### Records from a collection of figures
--------------------
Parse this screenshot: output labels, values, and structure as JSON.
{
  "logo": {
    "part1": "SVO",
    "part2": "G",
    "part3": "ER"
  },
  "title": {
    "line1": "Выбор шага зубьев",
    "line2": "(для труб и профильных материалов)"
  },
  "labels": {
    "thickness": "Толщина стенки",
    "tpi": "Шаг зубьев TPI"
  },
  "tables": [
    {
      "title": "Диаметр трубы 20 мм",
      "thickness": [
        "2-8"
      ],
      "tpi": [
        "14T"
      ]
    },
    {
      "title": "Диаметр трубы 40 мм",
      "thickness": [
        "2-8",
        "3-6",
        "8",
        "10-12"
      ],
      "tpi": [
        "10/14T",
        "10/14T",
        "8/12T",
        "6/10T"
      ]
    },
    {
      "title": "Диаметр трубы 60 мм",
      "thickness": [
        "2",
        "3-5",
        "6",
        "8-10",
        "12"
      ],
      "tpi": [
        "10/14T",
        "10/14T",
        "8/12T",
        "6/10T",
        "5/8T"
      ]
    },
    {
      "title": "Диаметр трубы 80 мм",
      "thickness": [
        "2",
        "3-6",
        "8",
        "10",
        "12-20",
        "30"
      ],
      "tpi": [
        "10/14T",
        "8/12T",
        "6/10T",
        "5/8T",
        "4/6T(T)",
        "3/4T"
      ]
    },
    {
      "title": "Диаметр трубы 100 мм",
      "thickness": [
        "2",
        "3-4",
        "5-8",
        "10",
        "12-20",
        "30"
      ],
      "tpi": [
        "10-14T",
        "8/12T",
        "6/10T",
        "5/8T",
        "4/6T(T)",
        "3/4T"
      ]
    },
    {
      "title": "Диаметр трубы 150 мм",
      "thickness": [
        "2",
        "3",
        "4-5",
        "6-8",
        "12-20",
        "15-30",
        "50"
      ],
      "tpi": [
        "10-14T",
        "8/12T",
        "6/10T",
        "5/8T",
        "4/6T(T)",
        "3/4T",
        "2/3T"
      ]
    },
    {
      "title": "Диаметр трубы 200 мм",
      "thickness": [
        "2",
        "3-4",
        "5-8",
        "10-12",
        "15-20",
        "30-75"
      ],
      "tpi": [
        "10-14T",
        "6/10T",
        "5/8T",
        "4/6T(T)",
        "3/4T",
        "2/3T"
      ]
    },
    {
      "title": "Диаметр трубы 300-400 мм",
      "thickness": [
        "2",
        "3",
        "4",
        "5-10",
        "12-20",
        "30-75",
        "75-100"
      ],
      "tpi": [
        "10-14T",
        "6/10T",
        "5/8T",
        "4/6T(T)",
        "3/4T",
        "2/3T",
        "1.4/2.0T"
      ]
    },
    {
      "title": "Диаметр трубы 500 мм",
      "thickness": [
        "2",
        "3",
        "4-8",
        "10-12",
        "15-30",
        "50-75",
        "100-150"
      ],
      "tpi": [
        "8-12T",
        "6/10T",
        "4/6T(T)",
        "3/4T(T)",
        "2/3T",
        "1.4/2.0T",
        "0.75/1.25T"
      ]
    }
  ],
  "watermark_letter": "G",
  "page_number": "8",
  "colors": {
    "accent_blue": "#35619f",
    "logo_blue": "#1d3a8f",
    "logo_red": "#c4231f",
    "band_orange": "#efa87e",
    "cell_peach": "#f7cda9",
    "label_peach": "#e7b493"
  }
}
--------------------
### REQUEST
Which lines above hold the word "трубы"? Copy each of them.

### IN RESPONSE
      "title": "Диаметр трубы 20 мм",
      "title": "Диаметр трубы 40 мм",
      "title": "Диаметр трубы 60 мм",
      "title": "Диаметр трубы 80 мм",
      "title": "Диаметр трубы 100 мм",
      "title": "Диаметр трубы 150 мм",
      "title": "Диаметр трубы 200 мм",
      "title": "Диаметр трубы 300-400 мм",
      "title": "Диаметр трубы 500 мм",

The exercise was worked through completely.